** The task **
Would you transcribe the listing that follows, character for character, and omit its images?

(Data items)
■ ■ ■ ■ ■ ■ ■

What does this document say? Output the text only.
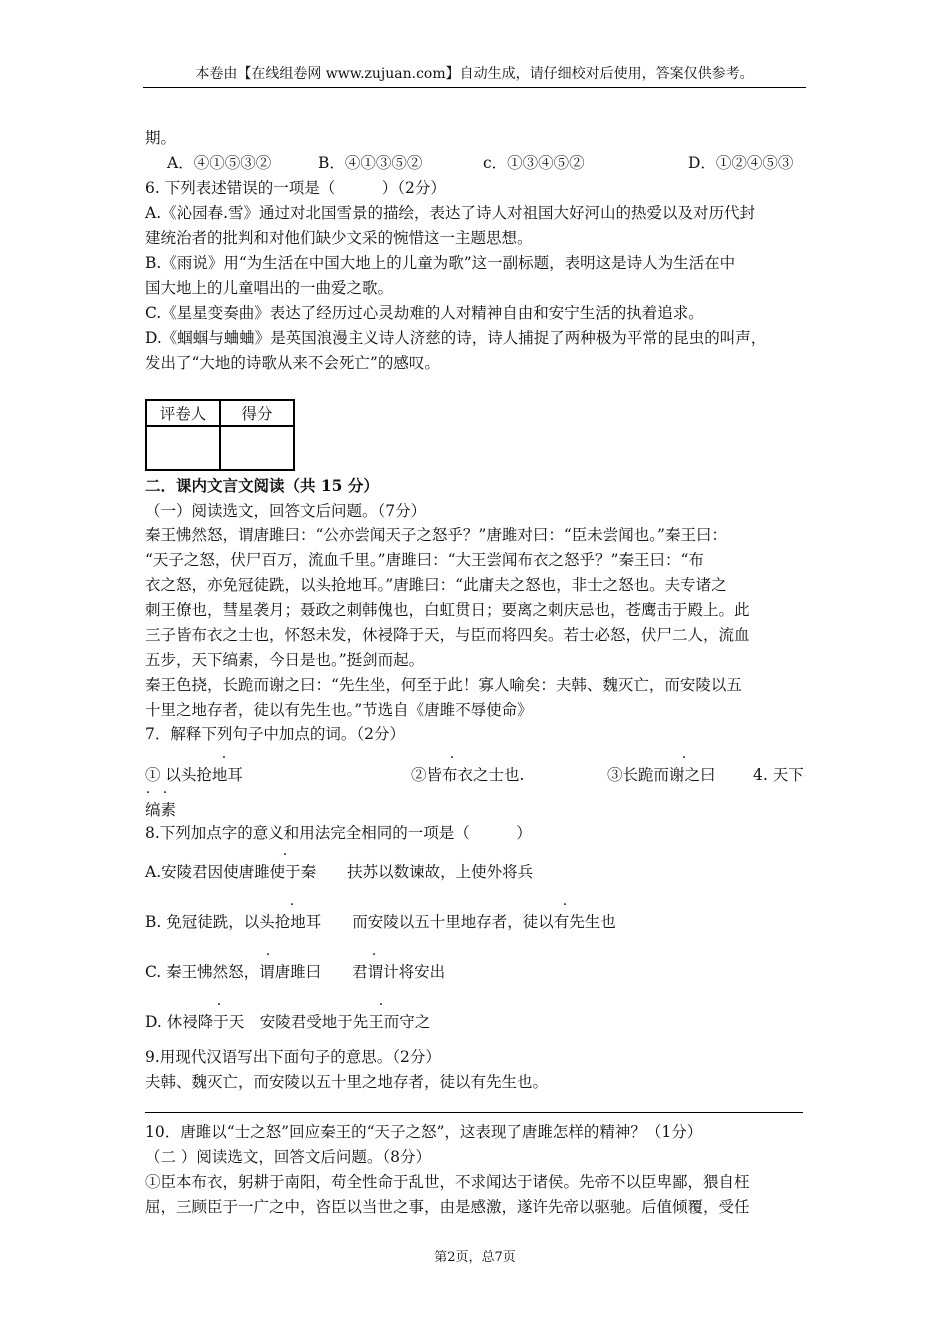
本卷由【在线组卷网 www.zujuan.com】自动生成，请仔细校对后使用，答案仅供参考。
期。
A．④①⑤③②	B．④①③⑤②	c．①③④⑤②	D．①②④⑤③
6. 下列表述错误的一项是（　　　）（2分）
A.《沁园春.雪》通过对北国雪景的描绘，表达了诗人对祖国大好河山的热爱以及对历代封
建统治者的批判和对他们缺少文采的惋惜这一主题思想。
B.《雨说》用“为生活在中国大地上的儿童为歌”这一副标题，表明这是诗人为生活在中
国大地上的儿童唱出的一曲爱之歌。
C.《星星变奏曲》表达了经历过心灵劫难的人对精神自由和安宁生活的执着追求。
D.《蝈蝈与蛐蛐》是英国浪漫主义诗人济慈的诗，诗人捕捉了两种极为平常的昆虫的叫声，
发出了“大地的诗歌从来不会死亡”的感叹。
评卷人	得分

二．课内文言文阅读（共 15 分）
（一）阅读选文，回答文后问题。（7分）
秦王怫然怒，谓唐雎曰：“公亦尝闻天子之怒乎？”唐雎对曰：“臣未尝闻也。”秦王曰：
“天子之怒，伏尸百万，流血千里。”唐雎曰：“大王尝闻布衣之怒乎？”秦王曰：“布
衣之怒，亦免冠徒跣，以头抢地耳。”唐雎曰：“此庸夫之怒也，非士之怒也。夫专诸之
刺王僚也，彗星袭月；聂政之刺韩傀也，白虹贯日；要离之刺庆忌也，苍鹰击于殿上。此
三子皆布衣之士也，怀怒未发，休祲降于天，与臣而将四矣。若士必怒，伏尸二人，流血
五步，天下缟素，今日是也。”挺剑而起。
秦王色挠，长跪而谢之曰：“先生坐，何至于此！寡人喻矣：夫韩、魏灭亡，而安陵以五
十里之地存者，徒以有先生也。”节选自《唐雎不辱使命》
7．解释下列句子中加点的词。（2分）
① 以头抢地耳	②皆布衣之士也.	③长跪而谢之曰 4. 天下
缟素
8.下列加点字的意义和用法完全相同的一项是（　　　）
A.安陵君因使唐雎使于秦　　扶苏以数谏故，上使外将兵
B. 免冠徒跣，以头抢地耳　　而安陵以五十里地存者，徒以有先生也
C. 秦王怫然怒，谓唐雎曰　　君谓计将安出
D. 休祲降于天　安陵君受地于先王而守之
9.用现代汉语写出下面句子的意思。（2分）
夫韩、魏灭亡，而安陵以五十里之地存者，徒以有先生也。
10．唐雎以“士之怒”回应秦王的“天子之怒”，这表现了唐雎怎样的精神？（1分）
（二 ）阅读选文，回答文后问题。（8分）
①臣本布衣，躬耕于南阳，苟全性命于乱世，不求闻达于诸侯。先帝不以臣卑鄙，猥自枉
屈，三顾臣于一广之中，咨臣以当世之事，由是感激，遂许先帝以驱驰。后值倾覆，受任
第2页，总7页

■ ■ ■ ■ ■ ■ ■

** Response for this exercise **
What does this document say? Output the text only.
本卷由【在线组卷网 www.zujuan.com】自动生成，请仔细校对后使用，答案仅供参考。
期。
A．④①⑤③②	B．④①③⑤②	c．①③④⑤②	D．①②④⑤③
6. 下列表述错误的一项是（　　　）（2分）
A.《沁园春.雪》通过对北国雪景的描绘，表达了诗人对祖国大好河山的热爱以及对历代封
建统治者的批判和对他们缺少文采的惋惜这一主题思想。
B.《雨说》用“为生活在中国大地上的儿童为歌”这一副标题，表明这是诗人为生活在中
国大地上的儿童唱出的一曲爱之歌。
C.《星星变奏曲》表达了经历过心灵劫难的人对精神自由和安宁生活的执着追求。
D.《蝈蝈与蛐蛐》是英国浪漫主义诗人济慈的诗，诗人捕捉了两种极为平常的昆虫的叫声，
发出了“大地的诗歌从来不会死亡”的感叹。
评卷人	得分

二．课内文言文阅读（共 15 分）
（一）阅读选文，回答文后问题。（7分）
秦王怫然怒，谓唐雎曰：“公亦尝闻天子之怒乎？”唐雎对曰：“臣未尝闻也。”秦王曰：
“天子之怒，伏尸百万，流血千里。”唐雎曰：“大王尝闻布衣之怒乎？”秦王曰：“布
衣之怒，亦免冠徒跣，以头抢地耳。”唐雎曰：“此庸夫之怒也，非士之怒也。夫专诸之
刺王僚也，彗星袭月；聂政之刺韩傀也，白虹贯日；要离之刺庆忌也，苍鹰击于殿上。此
三子皆布衣之士也，怀怒未发，休祲降于天，与臣而将四矣。若士必怒，伏尸二人，流血
五步，天下缟素，今日是也。”挺剑而起。
秦王色挠，长跪而谢之曰：“先生坐，何至于此！寡人喻矣：夫韩、魏灭亡，而安陵以五
十里之地存者，徒以有先生也。”节选自《唐雎不辱使命》
7．解释下列句子中加点的词。（2分）
① 以头抢地耳	②皆布衣之士也.	③长跪而谢之曰 4. 天下
缟素
8.下列加点字的意义和用法完全相同的一项是（　　　）
A.安陵君因使唐雎使于秦　　扶苏以数谏故，上使外将兵
B. 免冠徒跣，以头抢地耳　　而安陵以五十里地存者，徒以有先生也
C. 秦王怫然怒，谓唐雎曰　　君谓计将安出
D. 休祲降于天　安陵君受地于先王而守之
9.用现代汉语写出下面句子的意思。（2分）
夫韩、魏灭亡，而安陵以五十里之地存者，徒以有先生也。
10．唐雎以“士之怒”回应秦王的“天子之怒”，这表现了唐雎怎样的精神？（1分）
（二 ）阅读选文，回答文后问题。（8分）
①臣本布衣，躬耕于南阳，苟全性命于乱世，不求闻达于诸侯。先帝不以臣卑鄙，猥自枉
屈，三顾臣于一广之中，咨臣以当世之事，由是感激，遂许先帝以驱驰。后值倾覆，受任
第2页，总7页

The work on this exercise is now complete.